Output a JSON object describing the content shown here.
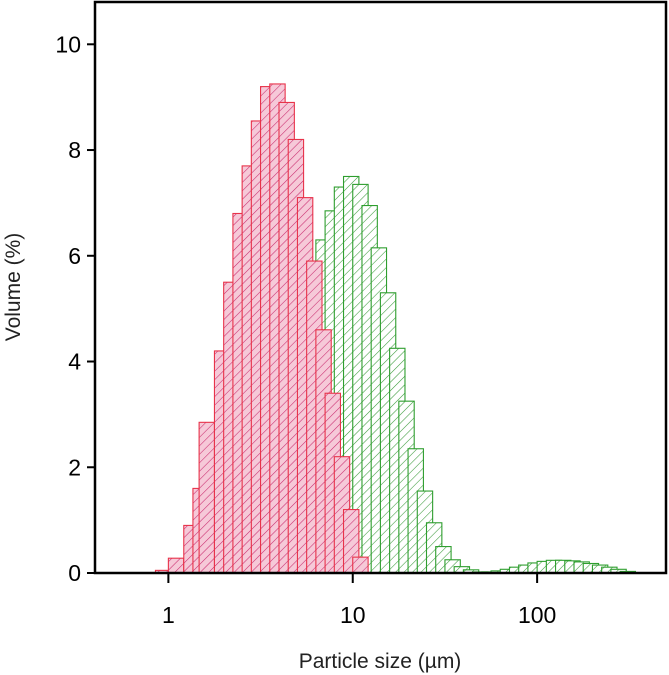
{
  "chart_data": {
    "type": "bar",
    "title": "",
    "xlabel": "Particle size (µm)",
    "ylabel": "Volume (%)",
    "x_scale": "log",
    "xlim": [
      0.4,
      500
    ],
    "ylim": [
      0,
      10.8
    ],
    "x_ticks": [
      1,
      10,
      100
    ],
    "x_tick_labels": [
      "1",
      "10",
      "100"
    ],
    "y_ticks": [
      0,
      2,
      4,
      6,
      8,
      10
    ],
    "y_tick_labels": [
      "0",
      "2",
      "4",
      "6",
      "8",
      "10"
    ],
    "grid": false,
    "legend": false,
    "bins_per_decade": 12,
    "series": [
      {
        "color": "#e8334a",
        "fill": "#f6c9d8",
        "hatch": "#c92a6e",
        "bins": [
          {
            "left": 0.851,
            "value": 0.05
          },
          {
            "left": 1.0,
            "value": 0.28
          },
          {
            "left": 1.212,
            "value": 0.9
          },
          {
            "left": 1.359,
            "value": 1.6
          },
          {
            "left": 1.468,
            "value": 2.85
          },
          {
            "left": 1.778,
            "value": 4.2
          },
          {
            "left": 1.995,
            "value": 5.5
          },
          {
            "left": 2.239,
            "value": 6.8
          },
          {
            "left": 2.512,
            "value": 7.7
          },
          {
            "left": 2.818,
            "value": 8.55
          },
          {
            "left": 3.162,
            "value": 9.2
          },
          {
            "left": 3.548,
            "value": 9.25
          },
          {
            "left": 3.981,
            "value": 8.9
          },
          {
            "left": 4.467,
            "value": 8.2
          },
          {
            "left": 5.012,
            "value": 7.1
          },
          {
            "left": 5.623,
            "value": 5.9
          },
          {
            "left": 6.31,
            "value": 4.6
          },
          {
            "left": 7.079,
            "value": 3.4
          },
          {
            "left": 7.943,
            "value": 2.2
          },
          {
            "left": 8.913,
            "value": 1.2
          },
          {
            "left": 10.0,
            "value": 0.3
          }
        ]
      },
      {
        "color": "#2e9e2e",
        "fill": "#ffffff",
        "hatch": "#3a9a3a",
        "bins": [
          {
            "left": 5.623,
            "value": 5.9
          },
          {
            "left": 6.31,
            "value": 6.3
          },
          {
            "left": 7.079,
            "value": 6.85
          },
          {
            "left": 7.943,
            "value": 7.3
          },
          {
            "left": 8.913,
            "value": 7.5
          },
          {
            "left": 10.0,
            "value": 7.35
          },
          {
            "left": 11.22,
            "value": 6.95
          },
          {
            "left": 12.589,
            "value": 6.15
          },
          {
            "left": 14.125,
            "value": 5.3
          },
          {
            "left": 15.849,
            "value": 4.25
          },
          {
            "left": 17.783,
            "value": 3.25
          },
          {
            "left": 19.953,
            "value": 2.35
          },
          {
            "left": 22.387,
            "value": 1.55
          },
          {
            "left": 25.119,
            "value": 0.95
          },
          {
            "left": 28.184,
            "value": 0.5
          },
          {
            "left": 31.623,
            "value": 0.25
          },
          {
            "left": 35.481,
            "value": 0.12
          },
          {
            "left": 39.811,
            "value": 0.06
          },
          {
            "left": 44.668,
            "value": 0.02
          },
          {
            "left": 50.119,
            "value": 0.02
          },
          {
            "left": 56.234,
            "value": 0.04
          },
          {
            "left": 63.096,
            "value": 0.07
          },
          {
            "left": 70.795,
            "value": 0.11
          },
          {
            "left": 79.433,
            "value": 0.15
          },
          {
            "left": 89.125,
            "value": 0.19
          },
          {
            "left": 100.0,
            "value": 0.22
          },
          {
            "left": 112.202,
            "value": 0.24
          },
          {
            "left": 125.893,
            "value": 0.24
          },
          {
            "left": 141.254,
            "value": 0.23
          },
          {
            "left": 158.489,
            "value": 0.21
          },
          {
            "left": 177.828,
            "value": 0.18
          },
          {
            "left": 199.526,
            "value": 0.15
          },
          {
            "left": 223.872,
            "value": 0.11
          },
          {
            "left": 251.189,
            "value": 0.07
          },
          {
            "left": 281.838,
            "value": 0.03
          }
        ]
      }
    ]
  }
}
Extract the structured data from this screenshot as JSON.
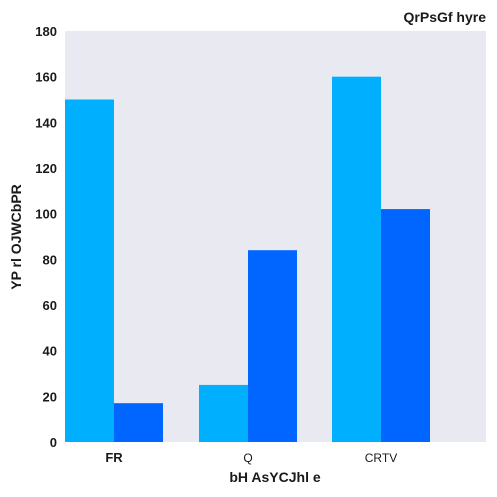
---+---
**GOAL**
Print the listing above in full, exactly as written. Omit any pictures.

**WRITTEN SOLUTION**
Output a JSON object describing the content shown here.
{
  "chart_data": {
    "type": "bar",
    "title": "",
    "xlabel": "Particle size (µm)",
    "ylabel": "Volume (%)",
    "x_scale": "log",
    "xlim": [
      0.4,
      500
    ],
    "ylim": [
      0,
      10.8
    ],
    "x_ticks": [
      1,
      10,
      100
    ],
    "x_tick_labels": [
      "1",
      "10",
      "100"
    ],
    "y_ticks": [
      0,
      2,
      4,
      6,
      8,
      10
    ],
    "y_tick_labels": [
      "0",
      "2",
      "4",
      "6",
      "8",
      "10"
    ],
    "grid": false,
    "legend": false,
    "bins_per_decade": 12,
    "series": [
      {
        "color": "#e8334a",
        "fill": "#f6c9d8",
        "hatch": "#c92a6e",
        "bins": [
          {
            "left": 0.851,
            "value": 0.05
          },
          {
            "left": 1.0,
            "value": 0.28
          },
          {
            "left": 1.212,
            "value": 0.9
          },
          {
            "left": 1.359,
            "value": 1.6
          },
          {
            "left": 1.468,
            "value": 2.85
          },
          {
            "left": 1.778,
            "value": 4.2
          },
          {
            "left": 1.995,
            "value": 5.5
          },
          {
            "left": 2.239,
            "value": 6.8
          },
          {
            "left": 2.512,
            "value": 7.7
          },
          {
            "left": 2.818,
            "value": 8.55
          },
          {
            "left": 3.162,
            "value": 9.2
          },
          {
            "left": 3.548,
            "value": 9.25
          },
          {
            "left": 3.981,
            "value": 8.9
          },
          {
            "left": 4.467,
            "value": 8.2
          },
          {
            "left": 5.012,
            "value": 7.1
          },
          {
            "left": 5.623,
            "value": 5.9
          },
          {
            "left": 6.31,
            "value": 4.6
          },
          {
            "left": 7.079,
            "value": 3.4
          },
          {
            "left": 7.943,
            "value": 2.2
          },
          {
            "left": 8.913,
            "value": 1.2
          },
          {
            "left": 10.0,
            "value": 0.3
          }
        ]
      },
      {
        "color": "#2e9e2e",
        "fill": "#ffffff",
        "hatch": "#3a9a3a",
        "bins": [
          {
            "left": 5.623,
            "value": 5.9
          },
          {
            "left": 6.31,
            "value": 6.3
          },
          {
            "left": 7.079,
            "value": 6.85
          },
          {
            "left": 7.943,
            "value": 7.3
          },
          {
            "left": 8.913,
            "value": 7.5
          },
          {
            "left": 10.0,
            "value": 7.35
          },
          {
            "left": 11.22,
            "value": 6.95
          },
          {
            "left": 12.589,
            "value": 6.15
          },
          {
            "left": 14.125,
            "value": 5.3
          },
          {
            "left": 15.849,
            "value": 4.25
          },
          {
            "left": 17.783,
            "value": 3.25
          },
          {
            "left": 19.953,
            "value": 2.35
          },
          {
            "left": 22.387,
            "value": 1.55
          },
          {
            "left": 25.119,
            "value": 0.95
          },
          {
            "left": 28.184,
            "value": 0.5
          },
          {
            "left": 31.623,
            "value": 0.25
          },
          {
            "left": 35.481,
            "value": 0.12
          },
          {
            "left": 39.811,
            "value": 0.06
          },
          {
            "left": 44.668,
            "value": 0.02
          },
          {
            "left": 50.119,
            "value": 0.02
          },
          {
            "left": 56.234,
            "value": 0.04
          },
          {
            "left": 63.096,
            "value": 0.07
          },
          {
            "left": 70.795,
            "value": 0.11
          },
          {
            "left": 79.433,
            "value": 0.15
          },
          {
            "left": 89.125,
            "value": 0.19
          },
          {
            "left": 100.0,
            "value": 0.22
          },
          {
            "left": 112.202,
            "value": 0.24
          },
          {
            "left": 125.893,
            "value": 0.24
          },
          {
            "left": 141.254,
            "value": 0.23
          },
          {
            "left": 158.489,
            "value": 0.21
          },
          {
            "left": 177.828,
            "value": 0.18
          },
          {
            "left": 199.526,
            "value": 0.15
          },
          {
            "left": 223.872,
            "value": 0.11
          },
          {
            "left": 251.189,
            "value": 0.07
          },
          {
            "left": 281.838,
            "value": 0.03
          }
        ]
      }
    ]
  }
}
Extract the structured data from this screenshot as JSON.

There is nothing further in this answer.